# INPUT DATA:
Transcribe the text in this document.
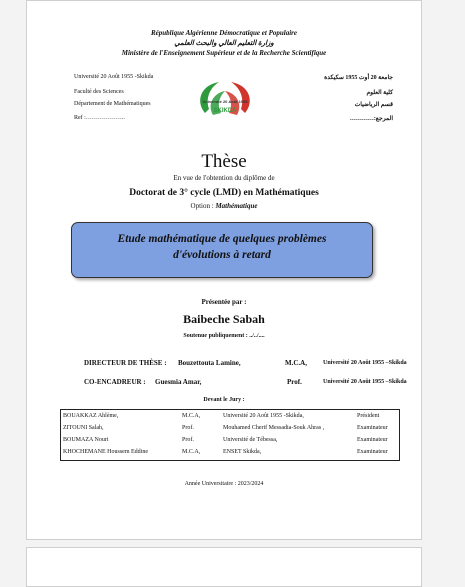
République Algérienne Démocratique et Populaire
وزارة التعليم العالي والبحث العلمي
Ministère de l'Enseignement Supérieur et de la Recherche Scientifique
Université 20 Août 1955 -Skikda
Faculté des Sciences
Département de Mathématiques
Ref :………………..
جامعة 20 أوت 1955 سكيكدة
كلية العلوم
قسم الرياضيات
المرجع:…………
Université 20 Août 1955
SKIKDA
Thèse
En vue de l'obtention du diplôme de
Doctorat de 3° cycle (LMD) en Mathématiques
Option : Mathématique
Etude mathématique de quelques problèmes
d'évolutions à retard
Présentée par :
Baibeche Sabah
Soutenue publiquement : ../../....
DIRECTEUR DE THÈSE : Bouzettouta Lamine,	M.C.A,	Université 20 Août 1955 –Skikda
CO-ENCADREUR : Guesmia Amar,	Prof.	Université 20 Août 1955 –Skikda
Devant le Jury :
BOUAKKAZ Ahlème,	M.C.A,	Université 20 Août 1955 -Skikda,	Président
ZITOUNI Salah,	Prof.	Mouhamed Cherif Messadia-Souk Ahras ,	Examinateur
BOUMAZA Nouri	Prof.	Université de Tébessa,	Examinateur
KHOCHEMANE Houssem Eddine	M.C.A,	ENSET Skikda,	Examinateur
Année Universitaire : 2023/2024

# DESCRIPTION OF THE TASK:
Copy each line of the preceding data that contains the string "Prof".

# OUTPUT OF THE EXERCISE:
CO-ENCADREUR : Guesmia Amar,	Prof.	Université 20 Août 1955 –Skikda
ZITOUNI Salah,	Prof.	Mouhamed Cherif Messadia-Souk Ahras ,	Examinateur
BOUMAZA Nouri	Prof.	Université de Tébessa,	Examinateur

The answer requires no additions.